— Start of The records —
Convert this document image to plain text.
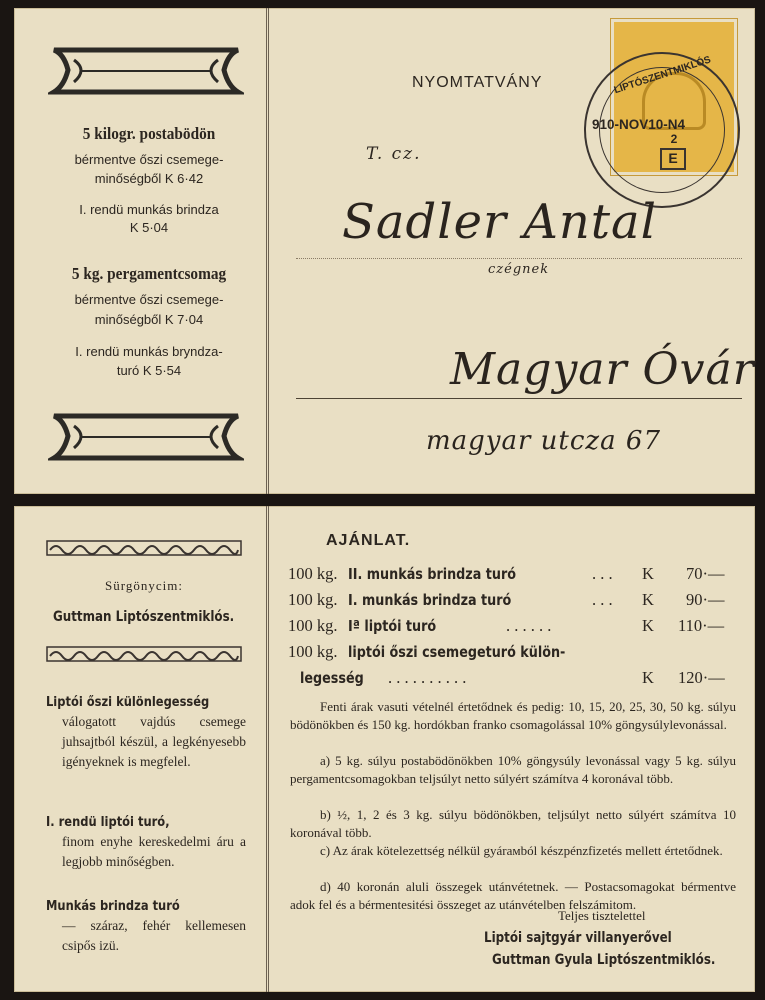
5 kilogr. postabödön
bérmentve őszi csemege-
minőségből K 6·42
I. rendü munkás brindza
K 5·04
5 kg. pergamentcsomag
bérmentve őszi csemege-
minőségből K 7·04
I. rendü munkás bryndza-
turó K 5·54
NYOMTATVÁNY	LIPTÓSZENTMIKLÓS
910-NOV10-N4
2
E
T. cz.
Sadler Antal
czégnek
Magyar Óvár
magyar utcza 67
Sürgönycim:
Guttman Liptószentmiklós.
Liptói őszi különlegesség
válogatott vajdús csemege juhsajtból készül, a legkényesebb igényeknek is megfelel.
I. rendü liptói turó,
finom enyhe kereskedelmi áru a legjobb minőségben.
Munkás brindza turó
— száraz, fehér kellemesen csipős izü.
AJÁNLAT.
100 kg. II. munkás brindza turó	. . . K 70·—
100 kg. I. munkás brindza turó	. . . K 90·—
100 kg. Iª liptói turó	. . . . . .	K 110·—
100 kg. liptói őszi csemegeturó külön-
legesség . . . . . . . . . .	K 120·—
Fenti árak vasuti vételnél értetődnek és pedig: 10, 15, 20, 25, 30, 50 kg. súlyu bödönökben és 150 kg. hordókban franko csomagolással 10% göngysúlylevonással.
a) 5 kg. súlyu postabödönökben 10% göngysúly levonással vagy 5 kg. súlyu pergamentcsomagokban teljsúlyt netto súlyért számítva 4 koronával több.
b) ½, 1, 2 és 3 kg. súlyu bödönökben, teljsúlyt netto súlyért számítva 10 koronával több.
c) Az árak kötelezettség nélkül gyárамból készpénzfizetés mellett értetődnek.
d) 40 koronán aluli összegek utánvétetnek. — Postacsomagokat bérmentve adok fel és a bérmentesitési összeget az utánvételben felszámitom.
Teljes tisztelettel
Liptói sajtgyár villanyerővel
Guttman Gyula Liptószentmiklós.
— End of The records —
Repeat everything in the records precisely. Images are excluded from the copy.

Convert this document image to plain text.
5 kilogr. postabödön
bérmentve őszi csemege-
minőségből K 6·42
I. rendü munkás brindza
K 5·04
5 kg. pergamentcsomag
bérmentve őszi csemege-
minőségből K 7·04
I. rendü munkás bryndza-
turó K 5·54
NYOMTATVÁNY	LIPTÓSZENTMIKLÓS
910-NOV10-N4
2
E
T. cz.
Sadler Antal
czégnek
Magyar Óvár
magyar utcza 67
Sürgönycim:
Guttman Liptószentmiklós.
Liptói őszi különlegesség
válogatott vajdús csemege juhsajtból készül, a legkényesebb igényeknek is megfelel.
I. rendü liptói turó,
finom enyhe kereskedelmi áru a legjobb minőségben.
Munkás brindza turó
— száraz, fehér kellemesen csipős izü.
AJÁNLAT.
100 kg. II. munkás brindza turó	. . . K 70·—
100 kg. I. munkás brindza turó	. . . K 90·—
100 kg. Iª liptói turó	. . . . . .	K 110·—
100 kg. liptói őszi csemegeturó külön-
legesség . . . . . . . . . .	K 120·—
Fenti árak vasuti vételnél értetődnek és pedig: 10, 15, 20, 25, 30, 50 kg. súlyu bödönökben és 150 kg. hordókban franko csomagolással 10% göngysúlylevonással.
a) 5 kg. súlyu postabödönökben 10% göngysúly levonással vagy 5 kg. súlyu pergamentcsomagokban teljsúlyt netto súlyért számítva 4 koronával több.
b) ½, 1, 2 és 3 kg. súlyu bödönökben, teljsúlyt netto súlyért számítva 10 koronával több.
c) Az árak kötelezettség nélkül gyárамból készpénzfizetés mellett értetődnek.
d) 40 koronán aluli összegek utánvétetnek. — Postacsomagokat bérmentve adok fel és a bérmentesitési összeget az utánvételben felszámitom.
Teljes tisztelettel
Liptói sajtgyár villanyerővel
Guttman Gyula Liptószentmiklós.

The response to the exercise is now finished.